Task instructions
Reproduce the listing word for word. Skip any image.

A run of records:
<<<<

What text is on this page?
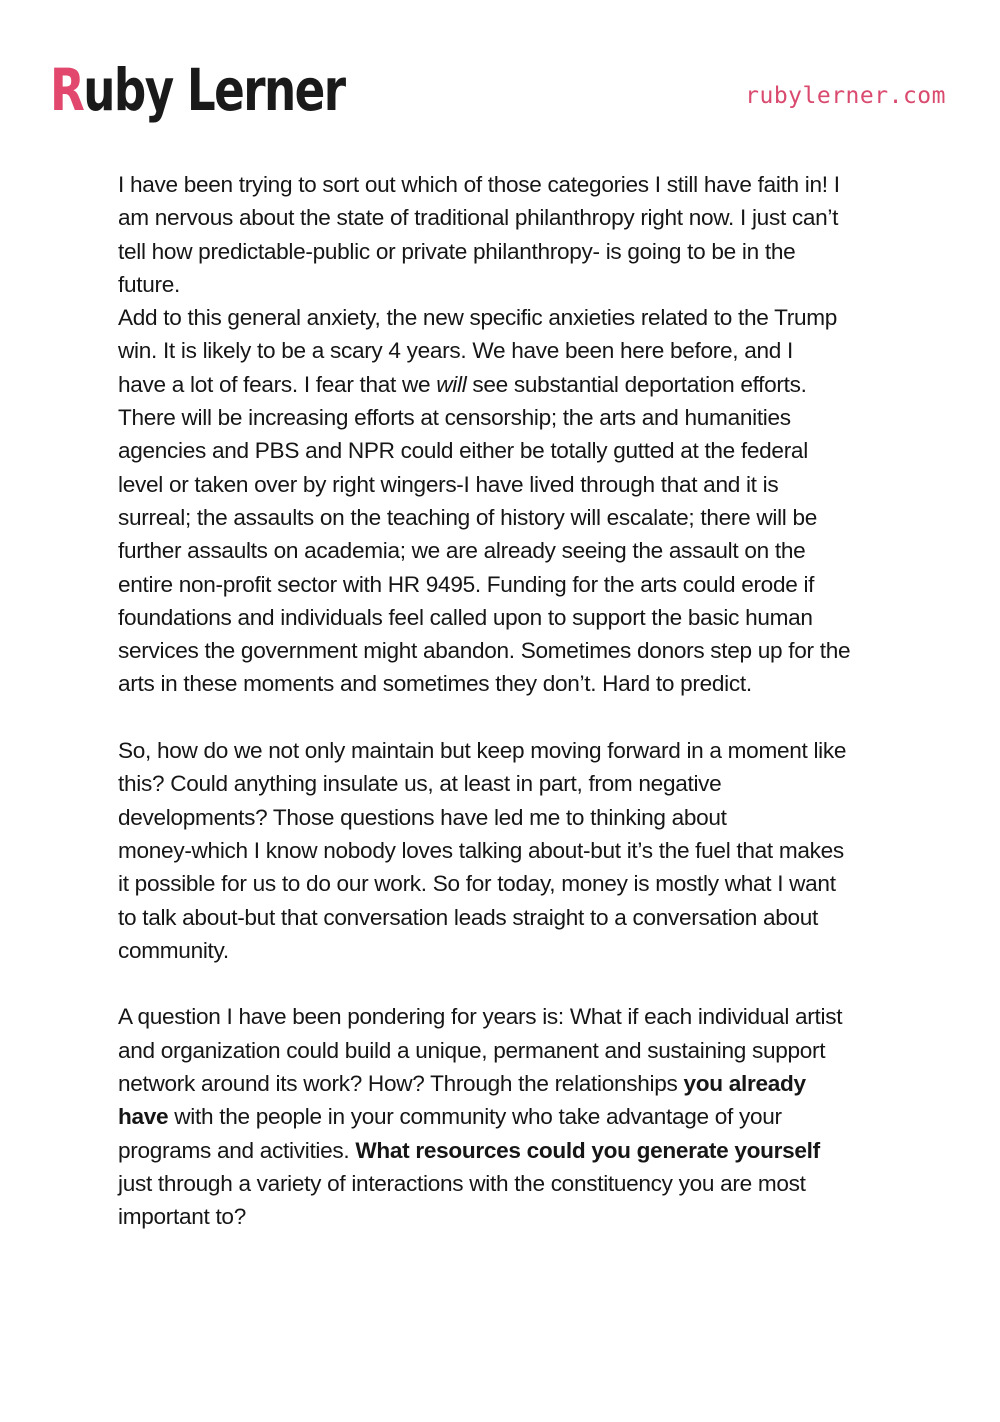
Ruby Lerner	rubylerner.com
I have been trying to sort out which of those categories I still have faith in! I
am nervous about the state of traditional philanthropy right now. I just can’t
tell how predictable-public or private philanthropy- is going to be in the
future.
Add to this general anxiety, the new specific anxieties related to the Trump
win. It is likely to be a scary 4 years. We have been here before, and I
have a lot of fears. I fear that we will see substantial deportation efforts.
There will be increasing efforts at censorship; the arts and humanities
agencies and PBS and NPR could either be totally gutted at the federal
level or taken over by right wingers-I have lived through that and it is
surreal; the assaults on the teaching of history will escalate; there will be
further assaults on academia; we are already seeing the assault on the
entire non-profit sector with HR 9495. Funding for the arts could erode if
foundations and individuals feel called upon to support the basic human
services the government might abandon. Sometimes donors step up for the
arts in these moments and sometimes they don’t. Hard to predict.
So, how do we not only maintain but keep moving forward in a moment like
this? Could anything insulate us, at least in part, from negative
developments? Those questions have led me to thinking about
money-which I know nobody loves talking about-but it’s the fuel that makes
it possible for us to do our work. So for today, money is mostly what I want
to talk about-but that conversation leads straight to a conversation about
community.
A question I have been pondering for years is: What if each individual artist
and organization could build a unique, permanent and sustaining support
network around its work? How? Through the relationships you already
have with the people in your community who take advantage of your
programs and activities. What resources could you generate yourself
just through a variety of interactions with the constituency you are most
important to?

>>>>

Written response
What text is on this page?
Ruby Lerner	rubylerner.com
I have been trying to sort out which of those categories I still have faith in! I
am nervous about the state of traditional philanthropy right now. I just can’t
tell how predictable-public or private philanthropy- is going to be in the
future.
Add to this general anxiety, the new specific anxieties related to the Trump
win. It is likely to be a scary 4 years. We have been here before, and I
have a lot of fears. I fear that we will see substantial deportation efforts.
There will be increasing efforts at censorship; the arts and humanities
agencies and PBS and NPR could either be totally gutted at the federal
level or taken over by right wingers-I have lived through that and it is
surreal; the assaults on the teaching of history will escalate; there will be
further assaults on academia; we are already seeing the assault on the
entire non-profit sector with HR 9495. Funding for the arts could erode if
foundations and individuals feel called upon to support the basic human
services the government might abandon. Sometimes donors step up for the
arts in these moments and sometimes they don’t. Hard to predict.
So, how do we not only maintain but keep moving forward in a moment like
this? Could anything insulate us, at least in part, from negative
developments? Those questions have led me to thinking about
money-which I know nobody loves talking about-but it’s the fuel that makes
it possible for us to do our work. So for today, money is mostly what I want
to talk about-but that conversation leads straight to a conversation about
community.
A question I have been pondering for years is: What if each individual artist
and organization could build a unique, permanent and sustaining support
network around its work? How? Through the relationships you already
have with the people in your community who take advantage of your
programs and activities. What resources could you generate yourself
just through a variety of interactions with the constituency you are most
important to?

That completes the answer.